Repeat the listing in full, word for word.

[BEGIN ENTRIES]

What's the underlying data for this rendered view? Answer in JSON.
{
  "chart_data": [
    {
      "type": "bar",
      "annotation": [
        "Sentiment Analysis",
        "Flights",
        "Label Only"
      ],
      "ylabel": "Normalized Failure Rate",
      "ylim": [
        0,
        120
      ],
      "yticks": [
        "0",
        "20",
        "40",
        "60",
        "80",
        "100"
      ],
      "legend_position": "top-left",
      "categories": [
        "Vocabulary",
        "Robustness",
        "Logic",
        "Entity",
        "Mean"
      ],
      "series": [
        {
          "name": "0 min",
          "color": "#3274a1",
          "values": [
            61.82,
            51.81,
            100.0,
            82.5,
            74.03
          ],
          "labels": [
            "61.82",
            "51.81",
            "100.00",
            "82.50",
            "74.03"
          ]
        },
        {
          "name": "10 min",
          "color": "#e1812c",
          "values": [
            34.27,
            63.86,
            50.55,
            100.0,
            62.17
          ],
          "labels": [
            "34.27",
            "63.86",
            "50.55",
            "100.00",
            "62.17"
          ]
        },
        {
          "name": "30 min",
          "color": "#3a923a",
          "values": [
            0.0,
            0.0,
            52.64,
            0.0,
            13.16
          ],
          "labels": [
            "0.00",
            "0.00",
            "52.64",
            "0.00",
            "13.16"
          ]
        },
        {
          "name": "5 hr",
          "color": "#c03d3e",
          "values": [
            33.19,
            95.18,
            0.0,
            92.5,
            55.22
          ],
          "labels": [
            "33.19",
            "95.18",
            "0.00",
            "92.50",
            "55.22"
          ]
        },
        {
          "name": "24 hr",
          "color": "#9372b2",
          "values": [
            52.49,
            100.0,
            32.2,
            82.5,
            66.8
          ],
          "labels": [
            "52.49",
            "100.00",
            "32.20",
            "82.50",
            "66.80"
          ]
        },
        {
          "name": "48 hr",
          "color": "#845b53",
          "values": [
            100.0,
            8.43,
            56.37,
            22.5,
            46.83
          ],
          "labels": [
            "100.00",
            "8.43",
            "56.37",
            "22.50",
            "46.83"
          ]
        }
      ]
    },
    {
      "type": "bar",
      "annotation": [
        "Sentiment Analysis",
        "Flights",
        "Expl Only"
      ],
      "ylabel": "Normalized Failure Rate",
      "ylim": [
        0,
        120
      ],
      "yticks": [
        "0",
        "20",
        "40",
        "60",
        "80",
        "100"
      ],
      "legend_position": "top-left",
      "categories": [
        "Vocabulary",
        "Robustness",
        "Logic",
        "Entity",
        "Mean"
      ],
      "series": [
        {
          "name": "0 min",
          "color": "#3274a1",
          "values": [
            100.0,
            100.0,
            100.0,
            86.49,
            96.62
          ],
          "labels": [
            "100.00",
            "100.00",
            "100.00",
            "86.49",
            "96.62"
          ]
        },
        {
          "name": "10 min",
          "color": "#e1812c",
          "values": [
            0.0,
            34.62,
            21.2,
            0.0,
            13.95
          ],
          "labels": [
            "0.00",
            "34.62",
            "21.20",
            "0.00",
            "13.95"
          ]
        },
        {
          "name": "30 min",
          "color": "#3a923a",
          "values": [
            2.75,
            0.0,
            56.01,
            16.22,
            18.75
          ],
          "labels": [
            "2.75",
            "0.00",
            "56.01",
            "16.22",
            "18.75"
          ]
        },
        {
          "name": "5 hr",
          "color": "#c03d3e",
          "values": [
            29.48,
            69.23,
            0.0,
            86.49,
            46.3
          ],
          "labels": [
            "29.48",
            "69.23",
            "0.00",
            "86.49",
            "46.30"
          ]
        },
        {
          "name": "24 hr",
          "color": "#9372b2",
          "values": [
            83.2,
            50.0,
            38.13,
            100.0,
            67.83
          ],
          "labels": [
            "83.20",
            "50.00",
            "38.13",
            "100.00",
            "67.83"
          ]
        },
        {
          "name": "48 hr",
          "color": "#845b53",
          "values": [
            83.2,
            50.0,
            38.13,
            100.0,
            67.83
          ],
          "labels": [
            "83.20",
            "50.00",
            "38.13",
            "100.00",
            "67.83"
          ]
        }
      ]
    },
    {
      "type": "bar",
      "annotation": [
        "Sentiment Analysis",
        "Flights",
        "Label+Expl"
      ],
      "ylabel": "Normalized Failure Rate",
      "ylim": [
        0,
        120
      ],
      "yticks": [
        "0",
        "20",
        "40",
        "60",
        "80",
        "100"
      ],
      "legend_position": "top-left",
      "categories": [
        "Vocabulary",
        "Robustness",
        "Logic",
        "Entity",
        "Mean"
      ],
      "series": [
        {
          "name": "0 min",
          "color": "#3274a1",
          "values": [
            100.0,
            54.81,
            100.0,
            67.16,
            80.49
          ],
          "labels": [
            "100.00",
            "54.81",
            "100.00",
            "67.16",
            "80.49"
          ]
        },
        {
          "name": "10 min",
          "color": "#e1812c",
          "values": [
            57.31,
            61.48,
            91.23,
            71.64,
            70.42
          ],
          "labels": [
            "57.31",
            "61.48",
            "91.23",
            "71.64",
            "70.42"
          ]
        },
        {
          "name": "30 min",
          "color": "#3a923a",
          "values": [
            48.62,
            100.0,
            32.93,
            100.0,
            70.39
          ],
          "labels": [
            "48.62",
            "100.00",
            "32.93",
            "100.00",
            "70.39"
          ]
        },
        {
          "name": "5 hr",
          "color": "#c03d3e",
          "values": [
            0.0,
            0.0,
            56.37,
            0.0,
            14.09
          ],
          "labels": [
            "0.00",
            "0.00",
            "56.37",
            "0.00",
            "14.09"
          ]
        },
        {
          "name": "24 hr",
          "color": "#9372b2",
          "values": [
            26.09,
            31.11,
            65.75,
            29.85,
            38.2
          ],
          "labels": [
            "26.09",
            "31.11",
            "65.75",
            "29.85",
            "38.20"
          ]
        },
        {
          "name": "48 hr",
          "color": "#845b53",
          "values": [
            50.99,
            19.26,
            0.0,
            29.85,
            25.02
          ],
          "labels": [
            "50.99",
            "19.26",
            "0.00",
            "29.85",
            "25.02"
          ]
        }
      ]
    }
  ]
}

[END ENTRIES]

## ANSWER TO THIS TASK
What's the underlying data for this rendered view? Answer in JSON.
{
  "chart_data": [
    {
      "type": "bar",
      "annotation": [
        "Sentiment Analysis",
        "Flights",
        "Label Only"
      ],
      "ylabel": "Normalized Failure Rate",
      "ylim": [
        0,
        120
      ],
      "yticks": [
        "0",
        "20",
        "40",
        "60",
        "80",
        "100"
      ],
      "legend_position": "top-left",
      "categories": [
        "Vocabulary",
        "Robustness",
        "Logic",
        "Entity",
        "Mean"
      ],
      "series": [
        {
          "name": "0 min",
          "color": "#3274a1",
          "values": [
            61.82,
            51.81,
            100.0,
            82.5,
            74.03
          ],
          "labels": [
            "61.82",
            "51.81",
            "100.00",
            "82.50",
            "74.03"
          ]
        },
        {
          "name": "10 min",
          "color": "#e1812c",
          "values": [
            34.27,
            63.86,
            50.55,
            100.0,
            62.17
          ],
          "labels": [
            "34.27",
            "63.86",
            "50.55",
            "100.00",
            "62.17"
          ]
        },
        {
          "name": "30 min",
          "color": "#3a923a",
          "values": [
            0.0,
            0.0,
            52.64,
            0.0,
            13.16
          ],
          "labels": [
            "0.00",
            "0.00",
            "52.64",
            "0.00",
            "13.16"
          ]
        },
        {
          "name": "5 hr",
          "color": "#c03d3e",
          "values": [
            33.19,
            95.18,
            0.0,
            92.5,
            55.22
          ],
          "labels": [
            "33.19",
            "95.18",
            "0.00",
            "92.50",
            "55.22"
          ]
        },
        {
          "name": "24 hr",
          "color": "#9372b2",
          "values": [
            52.49,
            100.0,
            32.2,
            82.5,
            66.8
          ],
          "labels": [
            "52.49",
            "100.00",
            "32.20",
            "82.50",
            "66.80"
          ]
        },
        {
          "name": "48 hr",
          "color": "#845b53",
          "values": [
            100.0,
            8.43,
            56.37,
            22.5,
            46.83
          ],
          "labels": [
            "100.00",
            "8.43",
            "56.37",
            "22.50",
            "46.83"
          ]
        }
      ]
    },
    {
      "type": "bar",
      "annotation": [
        "Sentiment Analysis",
        "Flights",
        "Expl Only"
      ],
      "ylabel": "Normalized Failure Rate",
      "ylim": [
        0,
        120
      ],
      "yticks": [
        "0",
        "20",
        "40",
        "60",
        "80",
        "100"
      ],
      "legend_position": "top-left",
      "categories": [
        "Vocabulary",
        "Robustness",
        "Logic",
        "Entity",
        "Mean"
      ],
      "series": [
        {
          "name": "0 min",
          "color": "#3274a1",
          "values": [
            100.0,
            100.0,
            100.0,
            86.49,
            96.62
          ],
          "labels": [
            "100.00",
            "100.00",
            "100.00",
            "86.49",
            "96.62"
          ]
        },
        {
          "name": "10 min",
          "color": "#e1812c",
          "values": [
            0.0,
            34.62,
            21.2,
            0.0,
            13.95
          ],
          "labels": [
            "0.00",
            "34.62",
            "21.20",
            "0.00",
            "13.95"
          ]
        },
        {
          "name": "30 min",
          "color": "#3a923a",
          "values": [
            2.75,
            0.0,
            56.01,
            16.22,
            18.75
          ],
          "labels": [
            "2.75",
            "0.00",
            "56.01",
            "16.22",
            "18.75"
          ]
        },
        {
          "name": "5 hr",
          "color": "#c03d3e",
          "values": [
            29.48,
            69.23,
            0.0,
            86.49,
            46.3
          ],
          "labels": [
            "29.48",
            "69.23",
            "0.00",
            "86.49",
            "46.30"
          ]
        },
        {
          "name": "24 hr",
          "color": "#9372b2",
          "values": [
            83.2,
            50.0,
            38.13,
            100.0,
            67.83
          ],
          "labels": [
            "83.20",
            "50.00",
            "38.13",
            "100.00",
            "67.83"
          ]
        },
        {
          "name": "48 hr",
          "color": "#845b53",
          "values": [
            83.2,
            50.0,
            38.13,
            100.0,
            67.83
          ],
          "labels": [
            "83.20",
            "50.00",
            "38.13",
            "100.00",
            "67.83"
          ]
        }
      ]
    },
    {
      "type": "bar",
      "annotation": [
        "Sentiment Analysis",
        "Flights",
        "Label+Expl"
      ],
      "ylabel": "Normalized Failure Rate",
      "ylim": [
        0,
        120
      ],
      "yticks": [
        "0",
        "20",
        "40",
        "60",
        "80",
        "100"
      ],
      "legend_position": "top-left",
      "categories": [
        "Vocabulary",
        "Robustness",
        "Logic",
        "Entity",
        "Mean"
      ],
      "series": [
        {
          "name": "0 min",
          "color": "#3274a1",
          "values": [
            100.0,
            54.81,
            100.0,
            67.16,
            80.49
          ],
          "labels": [
            "100.00",
            "54.81",
            "100.00",
            "67.16",
            "80.49"
          ]
        },
        {
          "name": "10 min",
          "color": "#e1812c",
          "values": [
            57.31,
            61.48,
            91.23,
            71.64,
            70.42
          ],
          "labels": [
            "57.31",
            "61.48",
            "91.23",
            "71.64",
            "70.42"
          ]
        },
        {
          "name": "30 min",
          "color": "#3a923a",
          "values": [
            48.62,
            100.0,
            32.93,
            100.0,
            70.39
          ],
          "labels": [
            "48.62",
            "100.00",
            "32.93",
            "100.00",
            "70.39"
          ]
        },
        {
          "name": "5 hr",
          "color": "#c03d3e",
          "values": [
            0.0,
            0.0,
            56.37,
            0.0,
            14.09
          ],
          "labels": [
            "0.00",
            "0.00",
            "56.37",
            "0.00",
            "14.09"
          ]
        },
        {
          "name": "24 hr",
          "color": "#9372b2",
          "values": [
            26.09,
            31.11,
            65.75,
            29.85,
            38.2
          ],
          "labels": [
            "26.09",
            "31.11",
            "65.75",
            "29.85",
            "38.20"
          ]
        },
        {
          "name": "48 hr",
          "color": "#845b53",
          "values": [
            50.99,
            19.26,
            0.0,
            29.85,
            25.02
          ],
          "labels": [
            "50.99",
            "19.26",
            "0.00",
            "29.85",
            "25.02"
          ]
        }
      ]
    }
  ]
}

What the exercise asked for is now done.